▸ **Exercise task 1**
Reproduce the records verbatim, from their first line through the line that contains "chevron-down-icon[interactable]: ▼ [889, 295, 909, 317]".

▸ **Supplied passage**
= = =
Credit 3 units. Arch: GAMUD, GAUI
URBDES 5417 Advanced Seminar in Urban Sustainability II
This seminar will investigate the practices and measures by which sustainable urbanism is produced, substantiated, and evaluated, both projectively and retrospectively. Cities, where the majority of our resources are both spent and conserved, are sites of great contestation and negotiation where competing interests between status quo solutions and those that reinvent the urban paradigm are critical battlegrounds for a healthy, equitable and lasting future. In recent years, efforts have been made to quantify the "success" of individual buildings, neighborhoods and systems, but a holistic framework for deep evaluation evades those attempting to design, lead, and invest in cities. This course will consider: competing factors at play in the efforts towards sustainable urban production; existing evaluation metrics of sustainable cities and their dire shortcomings; emerging practices of cross-silo, cross-agency, and interdisciplinary urban work attempting to produce new, model paradigms; competing and complementary objectives and evaluations of sustainable, successful, and resilient cities, among other models. Consideration of firms, agencies, non-profits and quasi-public interest groups as well as scholarly, research-based efforts proposing evaluative and projective alternatives will be studied with a particular focus on contrasting contexts. The objective is not to develop a quantitative scoring system for cities, which results in superficial and reductionary grades, but to empower design and research students to understand the value added propositions of holistic urban thinking as a new paradigm for 21st century cities.
Credit 3 units. Arch: GAMUD, GAUI
Typical periods offered: Fall, Spring
URBDES 5419 Urban Morphology & Metabolism
This research seminar investigates the art and science of the city as a complex self-organized system using the urban morphology and metabolism methodology to create design conditions for the sustainable, resilient and regenerative city. Urban morphology focuses on the physical form and use of the built environment, the processes and actors shaping cities, as well as the experiential, social, economic and human health consequences of urban form. Urban metabolism investigates the networked levels and flows of resource and material consumption and use within the urban environment and the impacts on finite global resources. This seminar will discuss the history, conceptual framework and current standards of practice within each of the methods, and the key interrelationships to reveal the fundamental links between urban form and flow and the social, economic and environmental performance of cities. This course is required for the Doctor of Sustainable Urbanism students and is open to all MArch, MLA and MUD students. Fulfills an Urban Issues and MUD elective requirement. Permission from the instructor required for undergraduates.
= = =
▸ **Data to process**
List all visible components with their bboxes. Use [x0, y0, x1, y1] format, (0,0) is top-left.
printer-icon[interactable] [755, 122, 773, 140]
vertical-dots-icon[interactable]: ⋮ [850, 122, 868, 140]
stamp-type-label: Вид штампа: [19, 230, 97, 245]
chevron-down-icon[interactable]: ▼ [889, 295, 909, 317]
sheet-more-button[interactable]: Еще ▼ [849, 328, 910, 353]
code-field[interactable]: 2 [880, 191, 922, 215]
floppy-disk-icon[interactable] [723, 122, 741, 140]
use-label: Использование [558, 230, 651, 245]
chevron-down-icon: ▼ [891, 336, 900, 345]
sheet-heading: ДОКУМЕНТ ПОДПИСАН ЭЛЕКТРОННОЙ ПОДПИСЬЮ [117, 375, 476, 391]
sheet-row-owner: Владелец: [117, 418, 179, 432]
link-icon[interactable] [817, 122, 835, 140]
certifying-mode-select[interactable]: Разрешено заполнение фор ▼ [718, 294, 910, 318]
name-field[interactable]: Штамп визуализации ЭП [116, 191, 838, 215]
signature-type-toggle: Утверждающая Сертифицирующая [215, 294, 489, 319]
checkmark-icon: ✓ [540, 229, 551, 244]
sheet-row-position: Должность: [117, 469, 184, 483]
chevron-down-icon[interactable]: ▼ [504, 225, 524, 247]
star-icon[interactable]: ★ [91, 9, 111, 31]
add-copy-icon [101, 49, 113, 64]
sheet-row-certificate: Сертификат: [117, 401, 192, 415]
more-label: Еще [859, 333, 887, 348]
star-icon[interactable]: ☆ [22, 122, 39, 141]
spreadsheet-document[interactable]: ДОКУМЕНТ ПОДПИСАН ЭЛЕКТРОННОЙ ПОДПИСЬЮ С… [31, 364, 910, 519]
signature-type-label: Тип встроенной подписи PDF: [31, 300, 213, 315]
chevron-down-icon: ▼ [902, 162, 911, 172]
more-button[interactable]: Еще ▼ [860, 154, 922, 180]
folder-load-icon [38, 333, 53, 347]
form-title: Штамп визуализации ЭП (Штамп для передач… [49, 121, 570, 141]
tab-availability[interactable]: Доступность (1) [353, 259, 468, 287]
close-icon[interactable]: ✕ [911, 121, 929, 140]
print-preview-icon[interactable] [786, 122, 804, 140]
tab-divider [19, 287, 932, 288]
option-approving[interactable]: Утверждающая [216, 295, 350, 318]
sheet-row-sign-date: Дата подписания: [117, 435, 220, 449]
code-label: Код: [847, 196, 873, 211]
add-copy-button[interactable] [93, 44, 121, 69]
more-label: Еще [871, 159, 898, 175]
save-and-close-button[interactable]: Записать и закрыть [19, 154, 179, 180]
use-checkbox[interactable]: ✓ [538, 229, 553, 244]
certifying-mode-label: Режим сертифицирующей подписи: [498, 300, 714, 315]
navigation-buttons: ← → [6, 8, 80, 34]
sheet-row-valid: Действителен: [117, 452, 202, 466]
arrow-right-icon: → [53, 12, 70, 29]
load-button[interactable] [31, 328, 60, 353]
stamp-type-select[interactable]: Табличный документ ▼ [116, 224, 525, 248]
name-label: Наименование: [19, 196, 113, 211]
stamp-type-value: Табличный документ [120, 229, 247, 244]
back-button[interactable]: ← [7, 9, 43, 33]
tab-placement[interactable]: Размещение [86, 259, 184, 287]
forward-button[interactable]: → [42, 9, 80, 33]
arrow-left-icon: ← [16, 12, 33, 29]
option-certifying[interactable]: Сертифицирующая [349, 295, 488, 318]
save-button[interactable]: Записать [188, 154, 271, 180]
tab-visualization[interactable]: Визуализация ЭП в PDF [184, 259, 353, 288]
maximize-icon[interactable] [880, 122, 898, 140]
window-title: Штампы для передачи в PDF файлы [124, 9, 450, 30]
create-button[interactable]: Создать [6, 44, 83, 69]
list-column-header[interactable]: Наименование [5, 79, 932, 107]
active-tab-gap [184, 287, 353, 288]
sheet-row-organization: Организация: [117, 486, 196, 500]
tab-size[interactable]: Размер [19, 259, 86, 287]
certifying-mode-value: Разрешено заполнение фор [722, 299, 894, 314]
= = =
▸ **Exercise task 2**
In the course descriptions, which students are required to take URBDES 5419 Urban Morphology & Metabolism?

▸ **Full solution 1**
List all visible components with their bboxes. Use [x0, y0, x1, y1] format, (0,0) is top-left.
printer-icon[interactable] [755, 122, 773, 140]
vertical-dots-icon[interactable]: ⋮ [850, 122, 868, 140]
stamp-type-label: Вид штампа: [19, 230, 97, 245]
chevron-down-icon[interactable]: ▼ [889, 295, 909, 317]

▸ **Full solution 2**
Doctor of Sustainable Urbanism students.